Written task:
Leave out the images and repeat the listing below without a single change.

Dataset extract:
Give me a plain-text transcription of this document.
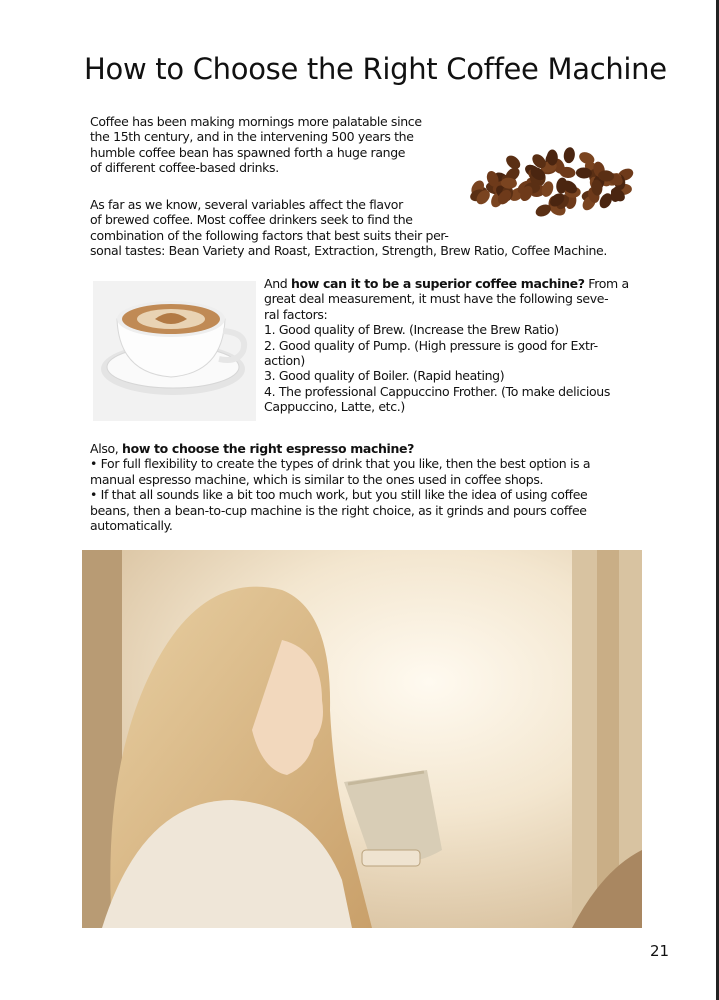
How to Choose the Right Coffee Machine
Coffee has been making mornings more palatable since
the 15th century, and in the intervening 500 years the
humble coffee bean has spawned forth a huge range
of different coffee-based drinks.
As far as we know, several variables affect the flavor
of brewed coffee. Most coffee drinkers seek to find the
combination of the following factors that best suits their per-
sonal tastes: Bean Variety and Roast, Extraction, Strength, Brew Ratio, Coffee Machine.
And how can it to be a superior coffee machine? From a
great deal measurement, it must have the following seve-
ral factors:
1. Good quality of Brew. (Increase the Brew Ratio)
2. Good quality of Pump. (High pressure is good for Extr-
action)
3. Good quality of Boiler. (Rapid heating)
4. The professional Cappuccino Frother. (To make delicious
Cappuccino, Latte, etc.)
Also, how to choose the right espresso machine?
• For full flexibility to create the types of drink that you like, then the best option is a
manual espresso machine, which is similar to the ones used in coffee shops.
• If that all sounds like a bit too much work, but you still like the idea of using coffee
beans, then a bean-to-cup machine is the right choice, as it grinds and pours coffee
automatically.
21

Output below:
Give me a plain-text transcription of this document.
How to Choose the Right Coffee Machine
Coffee has been making mornings more palatable since
the 15th century, and in the intervening 500 years the
humble coffee bean has spawned forth a huge range
of different coffee-based drinks.
As far as we know, several variables affect the flavor
of brewed coffee. Most coffee drinkers seek to find the
combination of the following factors that best suits their per-
sonal tastes: Bean Variety and Roast, Extraction, Strength, Brew Ratio, Coffee Machine.
And how can it to be a superior coffee machine? From a
great deal measurement, it must have the following seve-
ral factors:
1. Good quality of Brew. (Increase the Brew Ratio)
2. Good quality of Pump. (High pressure is good for Extr-
action)
3. Good quality of Boiler. (Rapid heating)
4. The professional Cappuccino Frother. (To make delicious
Cappuccino, Latte, etc.)
Also, how to choose the right espresso machine?
• For full flexibility to create the types of drink that you like, then the best option is a
manual espresso machine, which is similar to the ones used in coffee shops.
• If that all sounds like a bit too much work, but you still like the idea of using coffee
beans, then a bean-to-cup machine is the right choice, as it grinds and pours coffee
automatically.
21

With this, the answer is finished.